• Records supplied:
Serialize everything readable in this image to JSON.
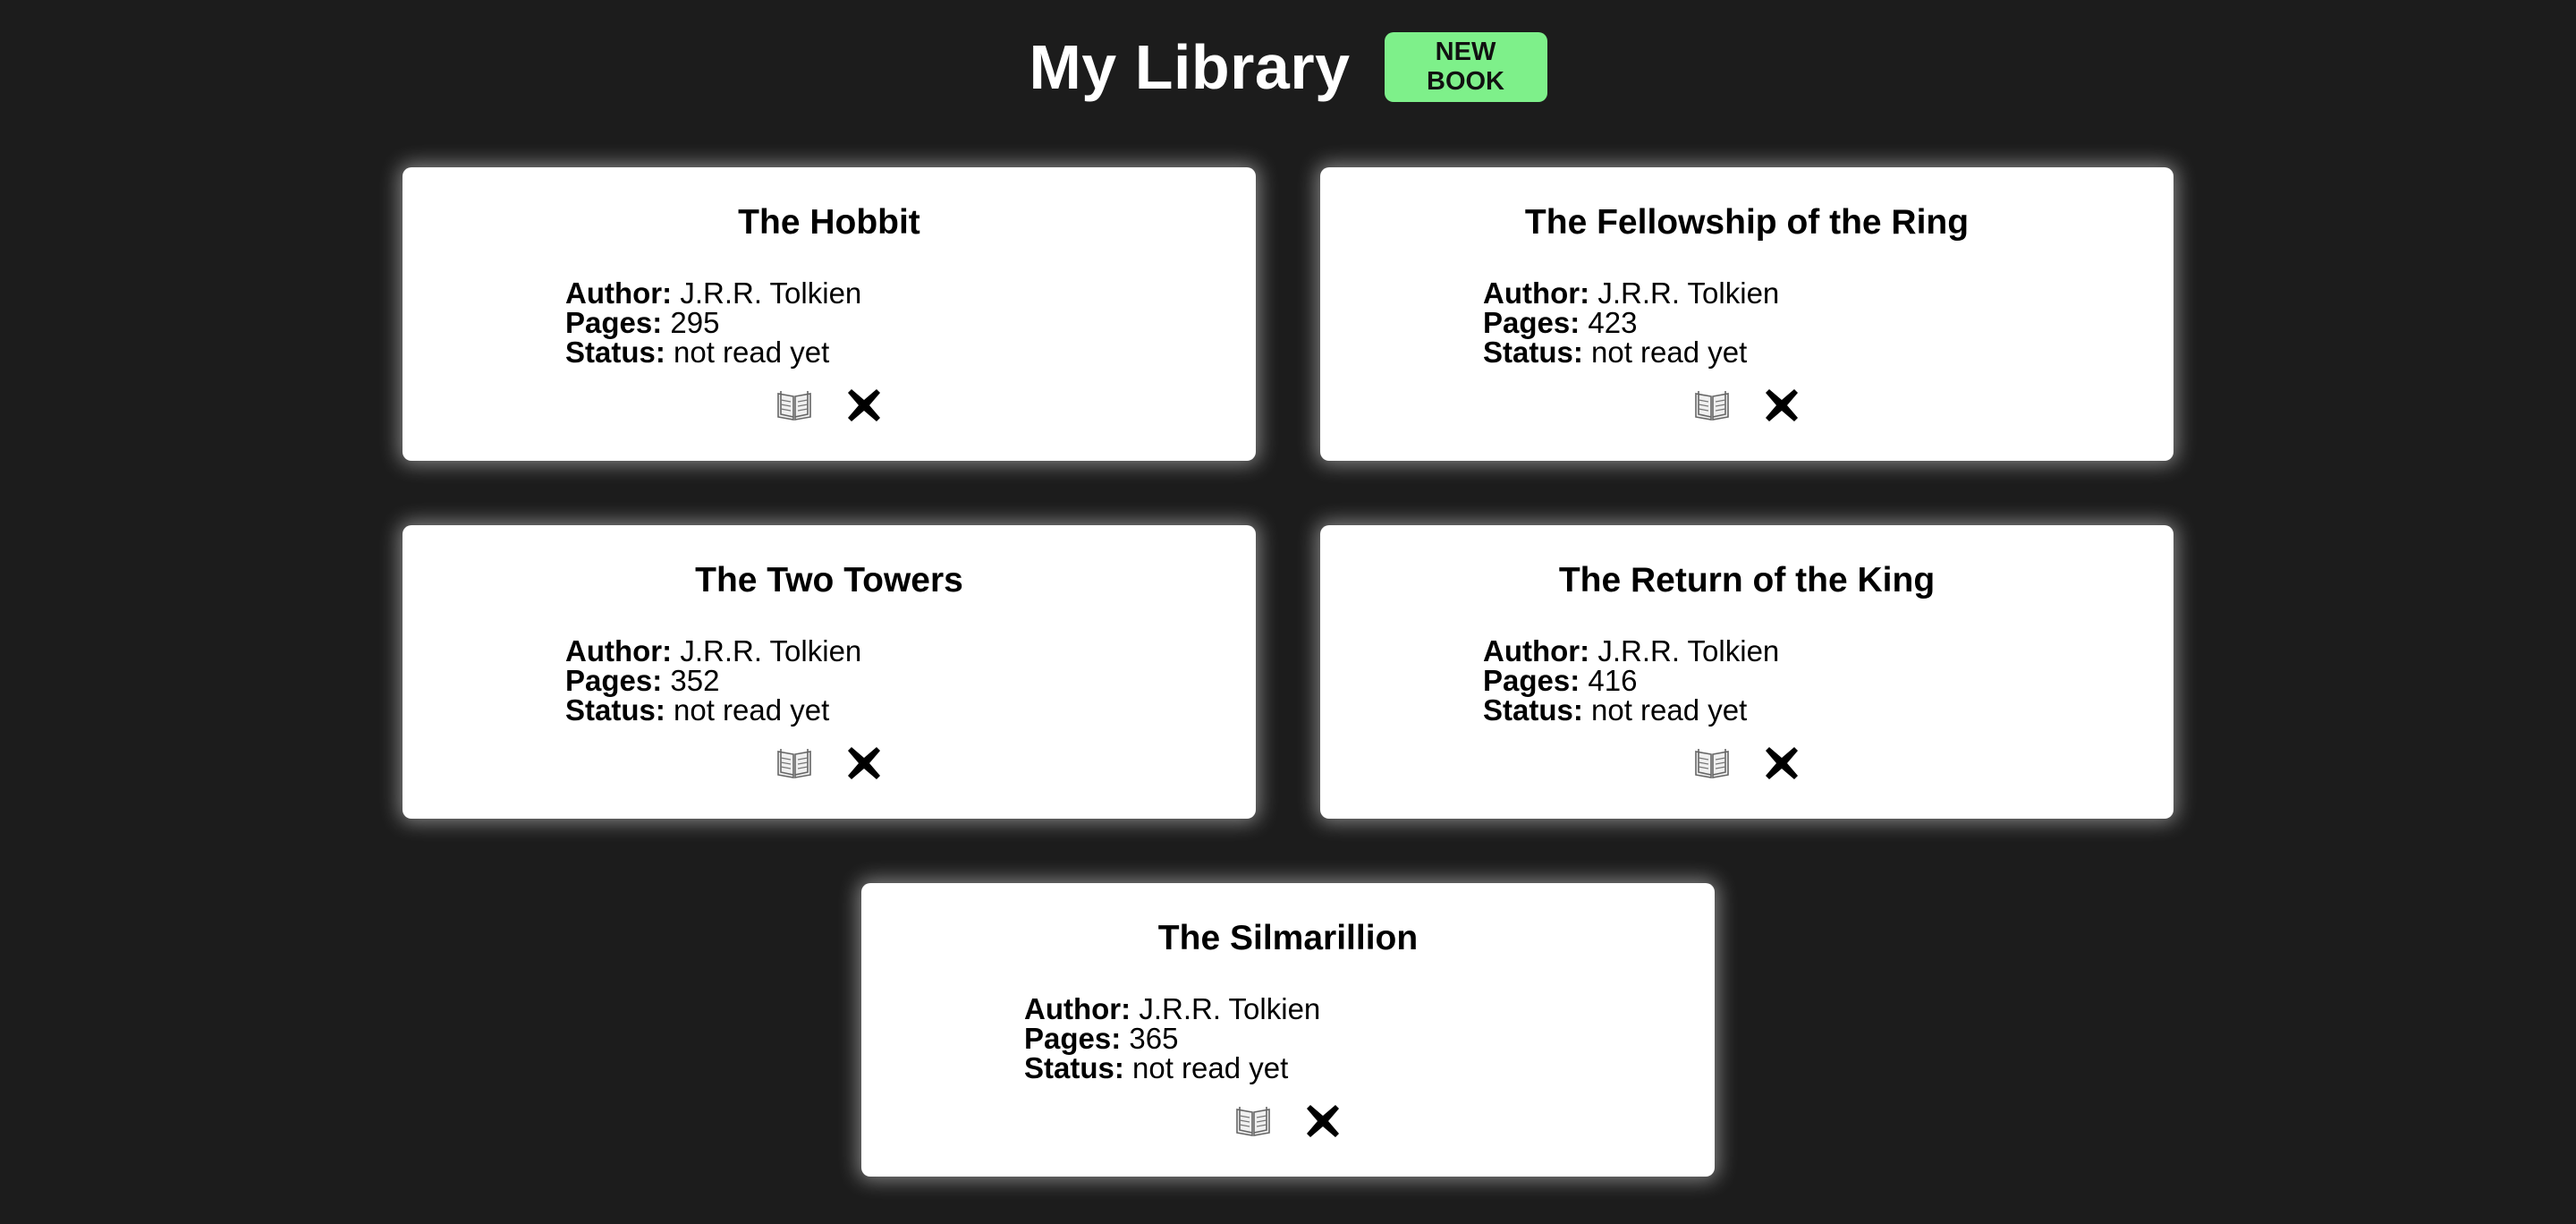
{
  "header": {
    "title": "My Library",
    "new_book_label": "NEW BOOK"
  },
  "colors": {
    "background": "#1c1c1c",
    "accent": "#7ef08a",
    "card": "#ffffff"
  },
  "labels": {
    "author": "Author:",
    "pages": "Pages:",
    "status": "Status:"
  },
  "icons": {
    "read": "open-book-icon",
    "remove": "close-icon"
  },
  "books": [
    {
      "title": "The Hobbit",
      "author": "J.R.R. Tolkien",
      "pages": "295",
      "status": "not read yet"
    },
    {
      "title": "The Fellowship of the Ring",
      "author": "J.R.R. Tolkien",
      "pages": "423",
      "status": "not read yet"
    },
    {
      "title": "The Two Towers",
      "author": "J.R.R. Tolkien",
      "pages": "352",
      "status": "not read yet"
    },
    {
      "title": "The Return of the King",
      "author": "J.R.R. Tolkien",
      "pages": "416",
      "status": "not read yet"
    },
    {
      "title": "The Silmarillion",
      "author": "J.R.R. Tolkien",
      "pages": "365",
      "status": "not read yet"
    }
  ]
}
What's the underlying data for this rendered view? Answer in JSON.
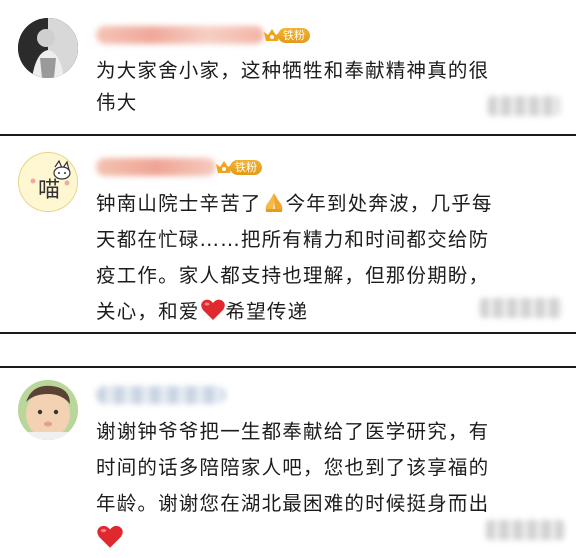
{
  "comments": [
    {
      "badge": "铁粉",
      "lines": [
        "为大家舍小家，这种牺牲和奉献精神真的很",
        "伟大"
      ]
    },
    {
      "badge": "铁粉",
      "avatar_glyph": "喵",
      "lines": [
        "钟南山院士辛苦了",
        "今年到处奔波，几乎每",
        "天都在忙碌……把所有精力和时间都交给防",
        "疫工作。家人都支持也理解，但那份期盼，",
        "关心，和爱",
        "希望传递"
      ]
    },
    {
      "lines": [
        "谢谢钟爷爷把一生都奉献给了医学研究，有",
        "时间的话多陪陪家人吧，您也到了该享福的",
        "年龄。谢谢您在湖北最困难的时候挺身而出"
      ]
    }
  ],
  "icons": [
    "pray-icon",
    "red-heart-icon",
    "crown-icon"
  ],
  "colors": {
    "badge": "#e8a020",
    "heart": "#e0282e",
    "divider": "#1a1a1a"
  }
}
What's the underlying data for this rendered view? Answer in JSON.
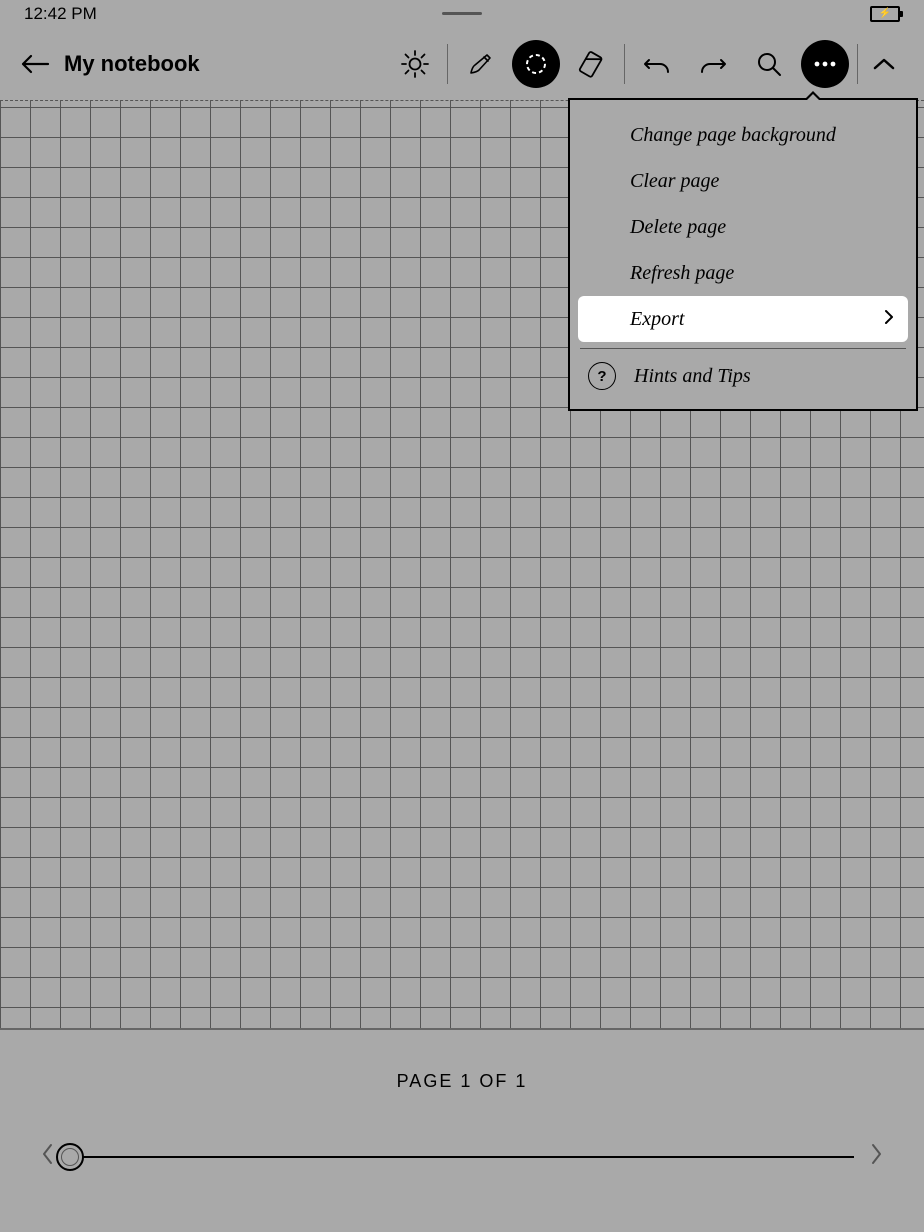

• Set task: Using the data above, write out every line exactly, leaving the images behind.

• Answer:
Serialize everything readable in this image to JSON.
{
  "header": {
    "title": "My Library",
    "new_book_label": "NEW BOOK"
  },
  "colors": {
    "background": "#1c1c1c",
    "accent": "#7ef08a",
    "card": "#ffffff"
  },
  "labels": {
    "author": "Author:",
    "pages": "Pages:",
    "status": "Status:"
  },
  "icons": {
    "read": "open-book-icon",
    "remove": "close-icon"
  },
  "books": [
    {
      "title": "The Hobbit",
      "author": "J.R.R. Tolkien",
      "pages": "295",
      "status": "not read yet"
    },
    {
      "title": "The Fellowship of the Ring",
      "author": "J.R.R. Tolkien",
      "pages": "423",
      "status": "not read yet"
    },
    {
      "title": "The Two Towers",
      "author": "J.R.R. Tolkien",
      "pages": "352",
      "status": "not read yet"
    },
    {
      "title": "The Return of the King",
      "author": "J.R.R. Tolkien",
      "pages": "416",
      "status": "not read yet"
    },
    {
      "title": "The Silmarillion",
      "author": "J.R.R. Tolkien",
      "pages": "365",
      "status": "not read yet"
    }
  ]
}
What's the underlying data for this rendered view? Answer in JSON.
{
  "comments": [
    {
      "badge": "铁粉",
      "lines": [
        "为大家舍小家，这种牺牲和奉献精神真的很",
        "伟大"
      ]
    },
    {
      "badge": "铁粉",
      "avatar_glyph": "喵",
      "lines": [
        "钟南山院士辛苦了",
        "今年到处奔波，几乎每",
        "天都在忙碌……把所有精力和时间都交给防",
        "疫工作。家人都支持也理解，但那份期盼，",
        "关心，和爱",
        "希望传递"
      ]
    },
    {
      "lines": [
        "谢谢钟爷爷把一生都奉献给了医学研究，有",
        "时间的话多陪陪家人吧，您也到了该享福的",
        "年龄。谢谢您在湖北最困难的时候挺身而出"
      ]
    }
  ],
  "icons": [
    "pray-icon",
    "red-heart-icon",
    "crown-icon"
  ],
  "colors": {
    "badge": "#e8a020",
    "heart": "#e0282e",
    "divider": "#1a1a1a"
  }
}
What's the underlying data for this rendered view? Answer in JSON.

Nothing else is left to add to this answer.